■ **APPLY WHAT YOU READ**
(1) Decide whether each statement (a), (b) and (c) agrees with the figure legends on meiotic X-chromosome pairing below. Answer yes or no for each, and quote the words from the legends that decide it. (a) In N2 (XO) mid-pachytene spermatocytes, the X chromosome stained with antibody to methylated H3-Lys9 is present in all nuclei. (b) In N2 (XX) germ cells, antibody to methylated H3-Lys4 labels the X chromosome in pachytene cells from the start. (c) mRNA of the autosome-linked gene emo-1 is detected in developing oocytes of XX worms but not XO worms.
(2) Continue the figure legends on meiotic X-chromosome pairing below, starting after their final sentence.

■ **TEXT UNDER STUDY**
- - -
Meiotic pairing in the parent affects the stability of the epigenetic imprint in the offspring. The presence of the epigenetically imprinted X chromosome at different stages (number of nuclei) was compared in offspring from normal XO male crosses (N2 (XO)), tra-2 (q276) XX male crosses (tra-2 (XX)) and N2 hermaphrodite self-progeny (N2 (XX)). The number of embryos optically sectioned and assessed for each class and stage is indicated in parentheses at the top of each bar.

Figure 3

Meiotic targeting for methylation of H3-Lys9 and transcriptional repression of an unpaired X chromosome. (a–d) Staining with antibody to methylated H3-Lys9 (green) in adult gonads counterstained with DAPI (red in all panels). (a) Wild-type N2 (XX) late pachytene–diplotene oocytes. Arrow indicates an individual nucleus with normal enrichment for methylated H3-Lys9 at diplotene stage in oogenesis. (b) N2 (XO) mid-pachytene spermatocytes; arrows indicate X chromosome stained with antibody to methylated H3-Lys9 present in all nuclei. (c) tra-2 (q276) XX late pachytene–diplotene spermatocytes have a pattern of staining with antibody to methylated H3-Lys9 similar to that of XX oocytes (a). Arrows indicate unstained chromosome in representative nuclei, identified by FISH costaining as the paired X homologs in the inset (arrow; blue shows DNA FISH). (d) her-1 (hv1y101) XO early- to mid-pachytene oocytes, with arrows indicating unpaired X chromosomes in several nuclei. (e–j) Staining with antibody to methylated H3-Lys4 (green) in N2 (XX) germ cells initially does not label the X chromosome in pachytene cells (arrow in e) but labels all six chromosome pairs in early (f) and late (g) diakinetic oocytes. (h–j) In her-1 XO oocytes, accumulation of methylated H3-Lys4 on the unpaired X chromosome (arrows) is markedly delayed in early (i) and understained in late (j) oocytes. (k–n) Strong mRNA in situ hybridization of a probe for an X-linked oocyte-enriched gene (F52D2.2; ref. 14) is detected in developing oocytes (arrows) of XX her-1 (hv1y101) worms (k), but little or no signal is observed in developing oocytes of XO worms (l). Other X-linked oocyte-enriched genes showed similar defects in transcriptional activity (data not shown). In contrast, mRNA of an autosome-linked oocyte-specific gene (emo-1) is easily detected in developing oocytes (arrows) of both XX (m) and XO (n) worms. Scale bars, 5 μm.
- - -
■ **SUPPLIED MATERIAL**
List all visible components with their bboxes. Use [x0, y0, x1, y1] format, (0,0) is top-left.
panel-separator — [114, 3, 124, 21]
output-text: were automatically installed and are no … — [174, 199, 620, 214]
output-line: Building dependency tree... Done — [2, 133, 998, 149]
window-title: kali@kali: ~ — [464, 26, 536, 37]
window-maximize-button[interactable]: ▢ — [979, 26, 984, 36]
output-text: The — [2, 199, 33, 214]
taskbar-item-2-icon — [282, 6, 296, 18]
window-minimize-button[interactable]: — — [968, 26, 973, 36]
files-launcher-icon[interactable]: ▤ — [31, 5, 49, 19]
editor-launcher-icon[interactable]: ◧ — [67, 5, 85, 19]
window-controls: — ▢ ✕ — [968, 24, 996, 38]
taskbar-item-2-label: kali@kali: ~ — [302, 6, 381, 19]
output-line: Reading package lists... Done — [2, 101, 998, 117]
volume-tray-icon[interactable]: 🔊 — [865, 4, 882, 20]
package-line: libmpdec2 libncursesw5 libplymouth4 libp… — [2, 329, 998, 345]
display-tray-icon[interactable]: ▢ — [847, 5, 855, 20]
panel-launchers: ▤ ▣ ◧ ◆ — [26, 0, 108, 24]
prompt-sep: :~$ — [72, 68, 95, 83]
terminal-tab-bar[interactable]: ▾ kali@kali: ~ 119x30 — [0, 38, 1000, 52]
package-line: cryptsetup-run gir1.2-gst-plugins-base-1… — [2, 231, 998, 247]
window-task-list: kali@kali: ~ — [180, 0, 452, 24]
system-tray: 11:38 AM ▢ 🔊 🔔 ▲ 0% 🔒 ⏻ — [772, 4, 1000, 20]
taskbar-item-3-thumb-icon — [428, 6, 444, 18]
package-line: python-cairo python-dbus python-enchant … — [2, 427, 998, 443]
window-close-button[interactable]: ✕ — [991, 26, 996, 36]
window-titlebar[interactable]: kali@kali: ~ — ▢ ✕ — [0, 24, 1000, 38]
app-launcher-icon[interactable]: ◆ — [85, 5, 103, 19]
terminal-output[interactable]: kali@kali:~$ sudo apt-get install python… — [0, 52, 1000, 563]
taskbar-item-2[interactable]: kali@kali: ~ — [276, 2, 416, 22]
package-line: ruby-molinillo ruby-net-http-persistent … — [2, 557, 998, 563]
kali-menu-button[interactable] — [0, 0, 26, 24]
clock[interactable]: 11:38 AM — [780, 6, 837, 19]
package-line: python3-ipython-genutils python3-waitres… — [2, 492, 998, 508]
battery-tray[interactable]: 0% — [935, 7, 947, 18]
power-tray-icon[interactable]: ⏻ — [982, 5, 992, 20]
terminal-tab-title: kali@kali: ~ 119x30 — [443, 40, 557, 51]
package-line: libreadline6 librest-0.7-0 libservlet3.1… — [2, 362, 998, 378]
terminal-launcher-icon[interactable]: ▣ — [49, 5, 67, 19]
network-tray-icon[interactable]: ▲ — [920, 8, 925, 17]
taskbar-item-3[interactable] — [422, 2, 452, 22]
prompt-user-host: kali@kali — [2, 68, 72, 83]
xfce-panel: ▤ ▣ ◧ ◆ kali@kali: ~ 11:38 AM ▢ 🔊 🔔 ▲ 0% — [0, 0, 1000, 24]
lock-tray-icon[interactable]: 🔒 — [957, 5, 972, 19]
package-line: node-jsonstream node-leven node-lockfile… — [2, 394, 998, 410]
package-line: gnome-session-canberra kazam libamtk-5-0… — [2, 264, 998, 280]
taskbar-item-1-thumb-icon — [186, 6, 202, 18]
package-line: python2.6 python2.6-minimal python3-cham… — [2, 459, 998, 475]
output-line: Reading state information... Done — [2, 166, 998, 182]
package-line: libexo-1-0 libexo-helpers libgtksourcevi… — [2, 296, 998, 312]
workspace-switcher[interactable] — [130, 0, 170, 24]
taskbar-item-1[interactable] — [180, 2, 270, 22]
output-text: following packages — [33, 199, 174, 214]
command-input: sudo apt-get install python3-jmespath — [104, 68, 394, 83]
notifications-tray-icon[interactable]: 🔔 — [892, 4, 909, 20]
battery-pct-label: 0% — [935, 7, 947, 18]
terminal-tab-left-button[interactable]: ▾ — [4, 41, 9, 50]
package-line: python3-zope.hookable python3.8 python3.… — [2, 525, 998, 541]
- - -
■ **ANSWERS PROVIDED**
(1)
(a) Yes: "arrows indicate X chromosome stained with antibody to methylated H3-Lys9 present in all nuclei"
(b) No: "initially does not label the X chromosome in pachytene cells"
(c) No: "is easily detected in developing oocytes (arrows) of both XX (m) and XO (n) worms"

(2)
Figure 4

Targeting of methylated H3-Lys9 to the X chromosome and autosomes is determined by pairing status and not ploidy. (a,b) him-8 XX hermaphrodite pachytene-stage germ cells stained for methylated H3-Lys9 (green) have two strong foci of staining, which are presumably the X chromosomes that are specifically defective in pairing in this mutant. Both chromosomes also lack methylated H3-Lys4 staining (data not shown), which is normal for the X chromosome in pachynema, but seem to activate normally in diplonema. This is consistent with evidence for partial recombination, and therefore partial pairing, of the X chromosomes in this mutant. (c–e) Hermaphrodite germ cells defective for HIM-3, a synaptonemal complex component, show widespread staining for methylated H3-Lys9 in nonsynapsed homologs in mid-pachynema (green in e). In contrast, the few homologs that show pairing in these nuclei did not accumulate methylated H3-Lys9 (arrows). Red shows DAPI counterstain. DiMe H3-Lys9, dimethylated H3-Lys9.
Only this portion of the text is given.